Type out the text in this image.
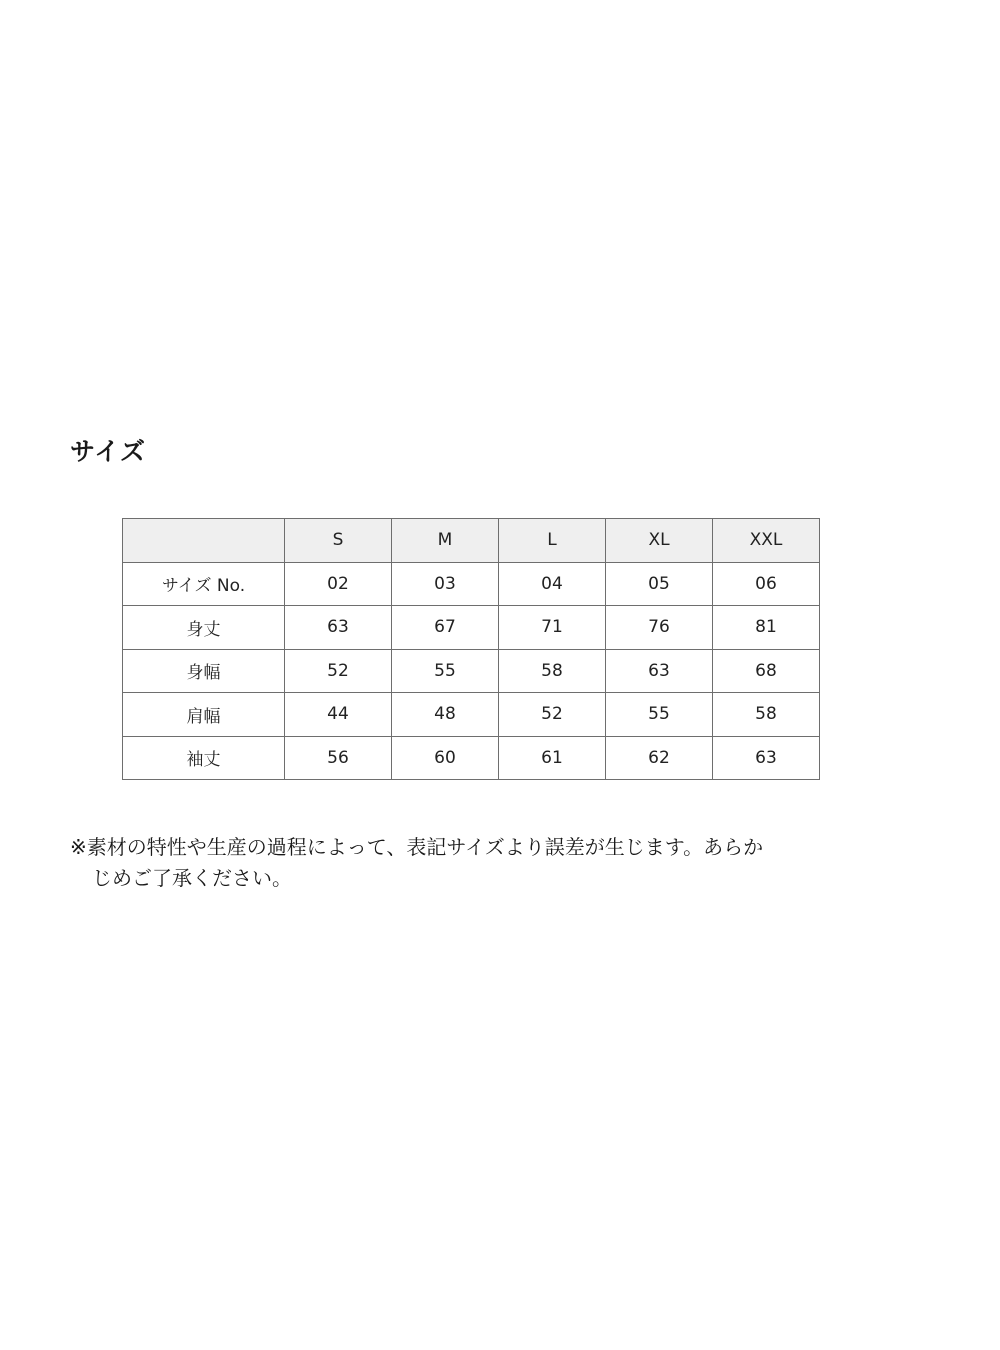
サイズ
	S	M	L	XL	XXL
サイズ No.	02	03	04	05	06
身丈	63	67	71	76	81
身幅	52	55	58	63	68
肩幅	44	48	52	55	58
袖丈	56	60	61	62	63

※素材の特性や生産の過程によって、表記サイズより誤差が生じます。あらか
じめご了承ください。
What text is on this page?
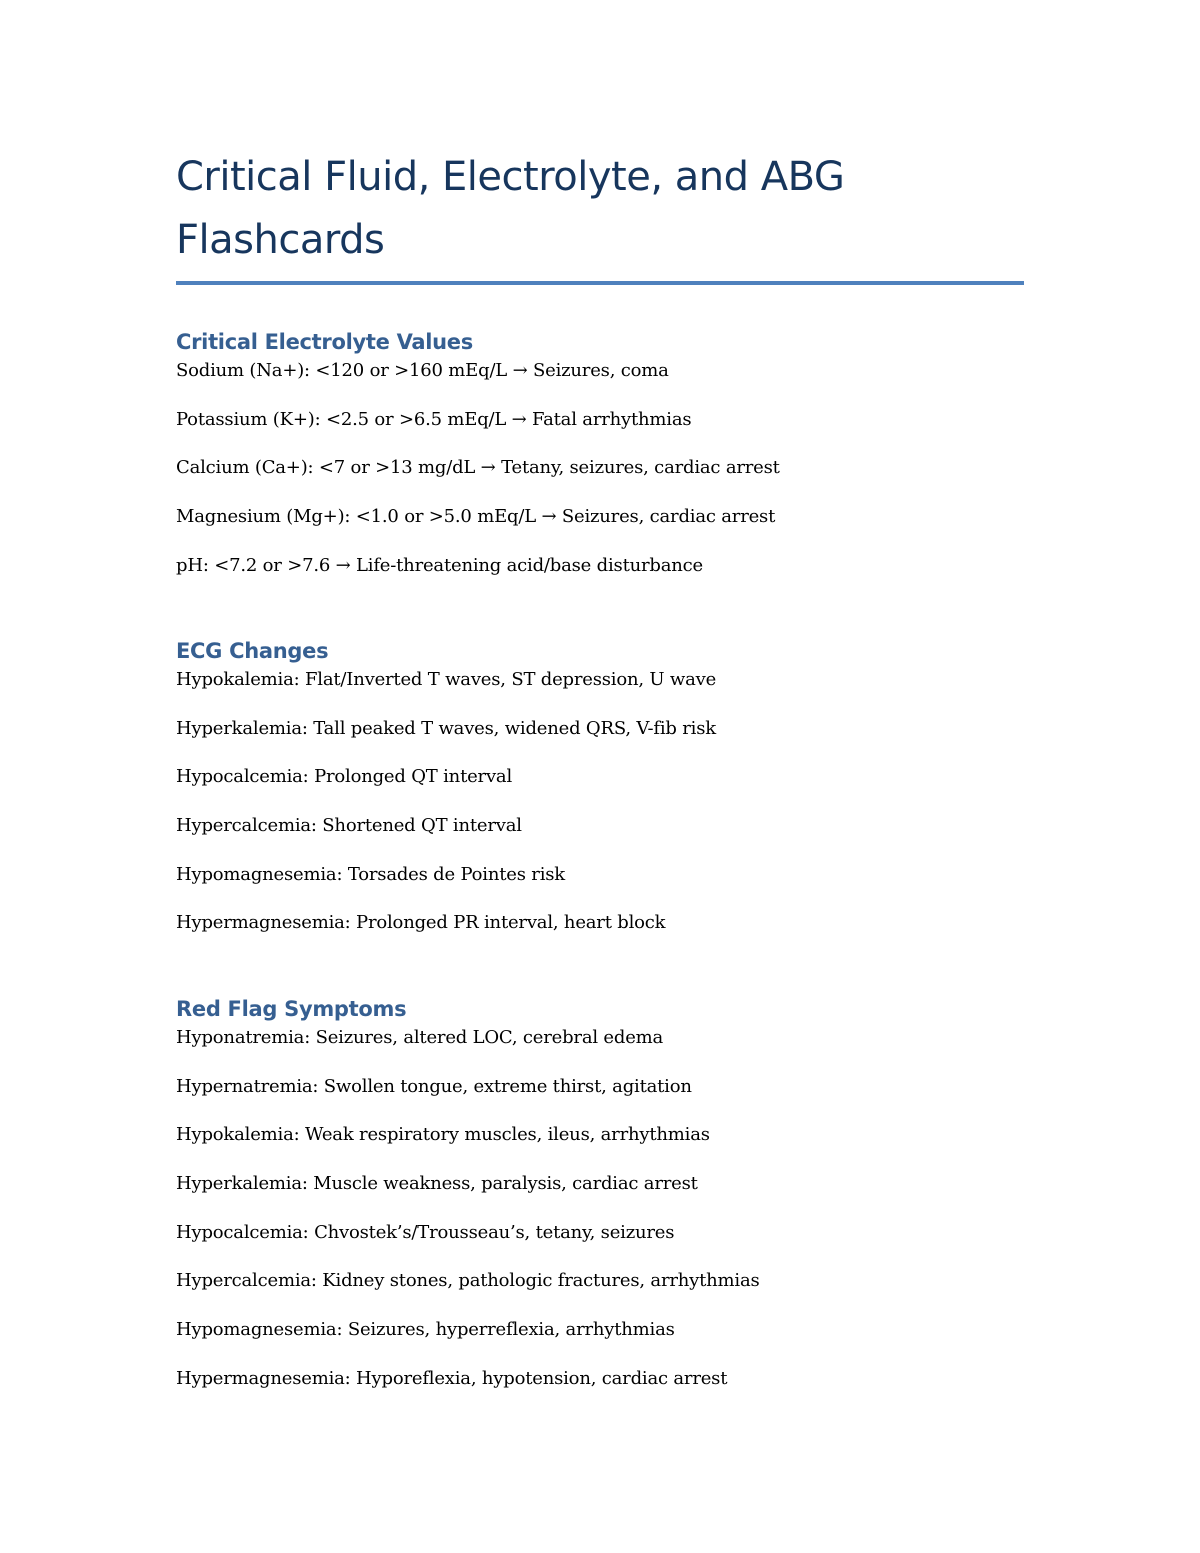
Critical Fluid, Electrolyte, and ABG Flashcards
Critical Electrolyte Values

Sodium (Na+): <120 or >160 mEq/L → Seizures, coma

Potassium (K+): <2.5 or >6.5 mEq/L → Fatal arrhythmias

Calcium (Ca+): <7 or >13 mg/dL → Tetany, seizures, cardiac arrest

Magnesium (Mg+): <1.0 or >5.0 mEq/L → Seizures, cardiac arrest

pH: <7.2 or >7.6 → Life-threatening acid/base disturbance

ECG Changes

Hypokalemia: Flat/Inverted T waves, ST depression, U wave

Hyperkalemia: Tall peaked T waves, widened QRS, V-fib risk

Hypocalcemia: Prolonged QT interval

Hypercalcemia: Shortened QT interval

Hypomagnesemia: Torsades de Pointes risk

Hypermagnesemia: Prolonged PR interval, heart block

Red Flag Symptoms

Hyponatremia: Seizures, altered LOC, cerebral edema

Hypernatremia: Swollen tongue, extreme thirst, agitation

Hypokalemia: Weak respiratory muscles, ileus, arrhythmias

Hyperkalemia: Muscle weakness, paralysis, cardiac arrest

Hypocalcemia: Chvostek’s/Trousseau’s, tetany, seizures

Hypercalcemia: Kidney stones, pathologic fractures, arrhythmias

Hypomagnesemia: Seizures, hyperreflexia, arrhythmias

Hypermagnesemia: Hyporeflexia, hypotension, cardiac arrest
····················
_YOUR GOAL_.
Your output should consist solely of the lines from the line containing "What text is on this page?" through the end of the data above, copied exactly, with images removed.

_RESULT BELOW_.
What text is on this page?
Critical Fluid, Electrolyte, and ABG Flashcards
Critical Electrolyte Values

Sodium (Na+): <120 or >160 mEq/L → Seizures, coma

Potassium (K+): <2.5 or >6.5 mEq/L → Fatal arrhythmias

Calcium (Ca+): <7 or >13 mg/dL → Tetany, seizures, cardiac arrest

Magnesium (Mg+): <1.0 or >5.0 mEq/L → Seizures, cardiac arrest

pH: <7.2 or >7.6 → Life-threatening acid/base disturbance

ECG Changes

Hypokalemia: Flat/Inverted T waves, ST depression, U wave

Hyperkalemia: Tall peaked T waves, widened QRS, V-fib risk

Hypocalcemia: Prolonged QT interval

Hypercalcemia: Shortened QT interval

Hypomagnesemia: Torsades de Pointes risk

Hypermagnesemia: Prolonged PR interval, heart block

Red Flag Symptoms

Hyponatremia: Seizures, altered LOC, cerebral edema

Hypernatremia: Swollen tongue, extreme thirst, agitation

Hypokalemia: Weak respiratory muscles, ileus, arrhythmias

Hyperkalemia: Muscle weakness, paralysis, cardiac arrest

Hypocalcemia: Chvostek’s/Trousseau’s, tetany, seizures

Hypercalcemia: Kidney stones, pathologic fractures, arrhythmias

Hypomagnesemia: Seizures, hyperreflexia, arrhythmias

Hypermagnesemia: Hyporeflexia, hypotension, cardiac arrest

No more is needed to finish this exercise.